- **What you have to do**: Count how many lines contain "create" and reply with that number only.

[START Data for this exercise]

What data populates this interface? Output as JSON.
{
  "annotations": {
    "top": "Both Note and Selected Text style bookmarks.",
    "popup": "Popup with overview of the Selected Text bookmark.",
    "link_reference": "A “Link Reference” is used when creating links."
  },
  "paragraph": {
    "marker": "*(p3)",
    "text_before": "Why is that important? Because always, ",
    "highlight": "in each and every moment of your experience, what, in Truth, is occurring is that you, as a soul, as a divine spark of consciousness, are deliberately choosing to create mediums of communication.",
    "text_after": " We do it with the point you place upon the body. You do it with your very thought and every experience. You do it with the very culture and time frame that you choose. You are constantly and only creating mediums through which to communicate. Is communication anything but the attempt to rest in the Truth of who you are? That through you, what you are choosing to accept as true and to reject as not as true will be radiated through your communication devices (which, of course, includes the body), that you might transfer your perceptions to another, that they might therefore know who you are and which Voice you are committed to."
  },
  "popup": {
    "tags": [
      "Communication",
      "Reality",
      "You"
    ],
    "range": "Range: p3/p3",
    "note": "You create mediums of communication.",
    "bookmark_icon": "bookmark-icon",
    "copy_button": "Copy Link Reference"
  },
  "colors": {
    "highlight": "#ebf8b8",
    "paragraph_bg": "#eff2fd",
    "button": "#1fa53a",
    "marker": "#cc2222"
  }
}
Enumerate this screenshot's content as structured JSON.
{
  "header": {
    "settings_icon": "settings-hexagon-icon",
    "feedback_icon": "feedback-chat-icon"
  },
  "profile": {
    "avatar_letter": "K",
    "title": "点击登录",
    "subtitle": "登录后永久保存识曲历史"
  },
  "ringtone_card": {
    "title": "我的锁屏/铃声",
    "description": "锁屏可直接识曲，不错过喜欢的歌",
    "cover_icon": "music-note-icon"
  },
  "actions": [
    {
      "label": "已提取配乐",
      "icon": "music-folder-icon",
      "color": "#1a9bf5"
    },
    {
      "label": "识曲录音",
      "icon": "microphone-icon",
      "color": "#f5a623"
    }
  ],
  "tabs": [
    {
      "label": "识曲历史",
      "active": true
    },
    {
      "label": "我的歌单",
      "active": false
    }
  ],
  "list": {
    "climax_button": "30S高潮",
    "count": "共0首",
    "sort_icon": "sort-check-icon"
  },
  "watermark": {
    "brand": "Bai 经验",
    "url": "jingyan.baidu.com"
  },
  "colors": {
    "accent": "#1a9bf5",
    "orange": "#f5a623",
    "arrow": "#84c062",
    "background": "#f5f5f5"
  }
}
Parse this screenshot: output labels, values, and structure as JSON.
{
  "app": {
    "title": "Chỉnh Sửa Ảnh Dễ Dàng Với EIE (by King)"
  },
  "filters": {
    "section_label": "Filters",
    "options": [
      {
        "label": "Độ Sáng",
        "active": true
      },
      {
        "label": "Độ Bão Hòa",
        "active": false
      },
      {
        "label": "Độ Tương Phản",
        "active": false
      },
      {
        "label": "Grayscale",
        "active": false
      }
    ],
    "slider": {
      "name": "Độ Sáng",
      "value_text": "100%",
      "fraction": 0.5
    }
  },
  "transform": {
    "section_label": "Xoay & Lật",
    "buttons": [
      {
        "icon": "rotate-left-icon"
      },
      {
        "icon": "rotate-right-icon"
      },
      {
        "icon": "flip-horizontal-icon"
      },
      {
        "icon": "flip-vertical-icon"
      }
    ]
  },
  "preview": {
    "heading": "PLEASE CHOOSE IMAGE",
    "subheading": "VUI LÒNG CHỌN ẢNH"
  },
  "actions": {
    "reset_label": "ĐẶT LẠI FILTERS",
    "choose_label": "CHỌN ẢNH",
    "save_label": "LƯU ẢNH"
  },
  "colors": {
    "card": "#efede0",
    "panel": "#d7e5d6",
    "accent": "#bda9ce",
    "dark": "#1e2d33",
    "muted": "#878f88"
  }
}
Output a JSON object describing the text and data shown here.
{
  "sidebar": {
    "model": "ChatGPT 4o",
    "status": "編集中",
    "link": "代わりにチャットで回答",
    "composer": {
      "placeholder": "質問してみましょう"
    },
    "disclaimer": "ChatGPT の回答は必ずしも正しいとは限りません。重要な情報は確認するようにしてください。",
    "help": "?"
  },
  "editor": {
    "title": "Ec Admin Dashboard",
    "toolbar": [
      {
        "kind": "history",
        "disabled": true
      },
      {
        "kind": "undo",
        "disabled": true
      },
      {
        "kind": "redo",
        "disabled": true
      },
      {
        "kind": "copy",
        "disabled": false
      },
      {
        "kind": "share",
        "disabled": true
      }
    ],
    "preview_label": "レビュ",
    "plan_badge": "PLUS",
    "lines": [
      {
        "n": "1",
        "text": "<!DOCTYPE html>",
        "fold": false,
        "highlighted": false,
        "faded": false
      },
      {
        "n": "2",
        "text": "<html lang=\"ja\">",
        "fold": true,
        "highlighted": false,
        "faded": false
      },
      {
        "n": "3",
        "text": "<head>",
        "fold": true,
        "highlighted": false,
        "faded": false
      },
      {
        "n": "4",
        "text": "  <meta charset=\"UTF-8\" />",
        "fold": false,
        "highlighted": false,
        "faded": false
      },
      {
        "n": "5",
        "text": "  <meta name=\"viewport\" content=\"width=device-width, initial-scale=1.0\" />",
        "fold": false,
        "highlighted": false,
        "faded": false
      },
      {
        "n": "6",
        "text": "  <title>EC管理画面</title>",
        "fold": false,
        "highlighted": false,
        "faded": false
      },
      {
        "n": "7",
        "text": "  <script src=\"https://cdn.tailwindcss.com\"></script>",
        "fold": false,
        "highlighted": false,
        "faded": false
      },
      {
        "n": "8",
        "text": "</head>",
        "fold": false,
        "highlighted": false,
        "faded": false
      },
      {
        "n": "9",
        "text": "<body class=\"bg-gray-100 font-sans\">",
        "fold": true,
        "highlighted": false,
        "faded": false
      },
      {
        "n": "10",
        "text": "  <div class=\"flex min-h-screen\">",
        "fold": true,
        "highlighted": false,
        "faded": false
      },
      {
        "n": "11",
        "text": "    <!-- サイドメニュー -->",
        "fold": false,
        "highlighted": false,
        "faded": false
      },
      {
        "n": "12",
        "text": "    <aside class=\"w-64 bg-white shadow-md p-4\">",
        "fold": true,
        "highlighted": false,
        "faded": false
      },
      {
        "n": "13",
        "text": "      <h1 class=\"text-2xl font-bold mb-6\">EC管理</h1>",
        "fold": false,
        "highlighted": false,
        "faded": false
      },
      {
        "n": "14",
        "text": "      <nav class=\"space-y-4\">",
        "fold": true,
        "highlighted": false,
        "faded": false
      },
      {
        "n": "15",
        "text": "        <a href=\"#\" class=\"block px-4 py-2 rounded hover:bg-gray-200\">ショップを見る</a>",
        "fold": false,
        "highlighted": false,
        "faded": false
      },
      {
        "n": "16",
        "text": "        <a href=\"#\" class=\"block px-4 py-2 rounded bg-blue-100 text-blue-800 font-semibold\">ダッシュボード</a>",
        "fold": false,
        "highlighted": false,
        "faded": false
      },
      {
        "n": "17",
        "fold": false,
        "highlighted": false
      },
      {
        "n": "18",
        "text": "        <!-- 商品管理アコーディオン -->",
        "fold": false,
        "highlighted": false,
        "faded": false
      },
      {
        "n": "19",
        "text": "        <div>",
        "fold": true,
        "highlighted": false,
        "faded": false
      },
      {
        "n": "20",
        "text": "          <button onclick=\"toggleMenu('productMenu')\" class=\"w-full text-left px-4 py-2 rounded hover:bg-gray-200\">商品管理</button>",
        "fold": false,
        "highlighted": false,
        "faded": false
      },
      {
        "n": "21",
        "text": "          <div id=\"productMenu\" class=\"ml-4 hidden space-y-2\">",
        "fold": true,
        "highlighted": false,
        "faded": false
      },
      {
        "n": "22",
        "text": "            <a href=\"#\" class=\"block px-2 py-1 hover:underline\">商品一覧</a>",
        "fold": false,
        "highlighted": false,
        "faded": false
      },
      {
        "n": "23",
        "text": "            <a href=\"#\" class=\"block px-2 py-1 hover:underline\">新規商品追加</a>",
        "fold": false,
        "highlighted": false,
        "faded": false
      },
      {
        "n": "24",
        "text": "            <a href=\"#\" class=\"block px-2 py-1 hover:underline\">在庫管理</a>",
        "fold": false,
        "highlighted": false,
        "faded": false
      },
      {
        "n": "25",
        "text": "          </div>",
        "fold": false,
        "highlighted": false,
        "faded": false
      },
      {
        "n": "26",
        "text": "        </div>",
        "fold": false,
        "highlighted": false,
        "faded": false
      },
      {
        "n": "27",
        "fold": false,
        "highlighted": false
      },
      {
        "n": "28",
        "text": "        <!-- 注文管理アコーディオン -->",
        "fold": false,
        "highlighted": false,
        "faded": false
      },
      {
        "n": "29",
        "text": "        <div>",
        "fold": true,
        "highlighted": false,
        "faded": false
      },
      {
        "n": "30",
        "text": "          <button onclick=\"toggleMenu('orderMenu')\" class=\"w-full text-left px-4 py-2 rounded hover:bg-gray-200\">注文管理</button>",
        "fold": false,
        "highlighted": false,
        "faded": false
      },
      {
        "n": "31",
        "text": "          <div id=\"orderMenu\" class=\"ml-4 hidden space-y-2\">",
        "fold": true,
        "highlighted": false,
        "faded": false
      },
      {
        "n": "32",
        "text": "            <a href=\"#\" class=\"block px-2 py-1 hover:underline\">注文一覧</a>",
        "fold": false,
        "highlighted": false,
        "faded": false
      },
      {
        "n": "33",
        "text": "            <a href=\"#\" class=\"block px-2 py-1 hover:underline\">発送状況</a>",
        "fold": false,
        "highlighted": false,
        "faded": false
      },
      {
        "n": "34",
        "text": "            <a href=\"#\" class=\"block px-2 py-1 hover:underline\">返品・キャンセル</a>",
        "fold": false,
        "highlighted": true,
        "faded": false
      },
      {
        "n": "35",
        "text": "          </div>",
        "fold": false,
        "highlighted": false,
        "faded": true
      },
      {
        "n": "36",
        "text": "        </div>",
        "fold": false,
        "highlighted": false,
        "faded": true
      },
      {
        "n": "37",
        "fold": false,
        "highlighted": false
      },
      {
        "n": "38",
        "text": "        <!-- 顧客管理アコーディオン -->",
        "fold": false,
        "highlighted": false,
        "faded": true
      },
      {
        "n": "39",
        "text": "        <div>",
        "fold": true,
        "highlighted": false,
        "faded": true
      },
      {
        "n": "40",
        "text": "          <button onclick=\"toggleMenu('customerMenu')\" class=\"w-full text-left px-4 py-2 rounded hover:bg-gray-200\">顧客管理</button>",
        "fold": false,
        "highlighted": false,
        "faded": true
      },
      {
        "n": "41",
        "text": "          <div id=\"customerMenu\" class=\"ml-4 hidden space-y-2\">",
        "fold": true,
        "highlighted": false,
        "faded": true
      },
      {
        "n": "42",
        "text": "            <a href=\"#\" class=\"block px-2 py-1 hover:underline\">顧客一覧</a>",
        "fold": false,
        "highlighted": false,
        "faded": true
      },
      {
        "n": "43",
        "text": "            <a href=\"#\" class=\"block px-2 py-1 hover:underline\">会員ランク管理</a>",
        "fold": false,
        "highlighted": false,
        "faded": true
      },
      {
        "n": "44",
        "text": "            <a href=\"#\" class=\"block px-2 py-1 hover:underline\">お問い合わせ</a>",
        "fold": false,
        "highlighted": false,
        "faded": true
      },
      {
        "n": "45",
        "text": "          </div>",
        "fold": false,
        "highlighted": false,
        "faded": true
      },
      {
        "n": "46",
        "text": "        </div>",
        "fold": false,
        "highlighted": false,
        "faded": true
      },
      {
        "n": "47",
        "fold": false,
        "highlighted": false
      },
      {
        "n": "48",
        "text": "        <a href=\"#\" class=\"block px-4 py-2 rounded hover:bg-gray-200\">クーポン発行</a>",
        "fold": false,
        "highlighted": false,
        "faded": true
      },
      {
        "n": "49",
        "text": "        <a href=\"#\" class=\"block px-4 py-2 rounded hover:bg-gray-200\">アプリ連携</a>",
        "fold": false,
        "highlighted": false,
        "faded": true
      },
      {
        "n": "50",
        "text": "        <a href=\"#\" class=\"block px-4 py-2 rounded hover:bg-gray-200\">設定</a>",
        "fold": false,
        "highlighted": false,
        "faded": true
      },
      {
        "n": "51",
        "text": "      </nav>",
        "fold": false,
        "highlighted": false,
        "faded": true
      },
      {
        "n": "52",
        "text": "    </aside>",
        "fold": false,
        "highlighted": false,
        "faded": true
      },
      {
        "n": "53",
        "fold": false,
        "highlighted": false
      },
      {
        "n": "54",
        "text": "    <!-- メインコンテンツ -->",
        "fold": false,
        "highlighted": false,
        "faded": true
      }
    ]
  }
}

[END Data for this exercise]

- **Written reply**: 2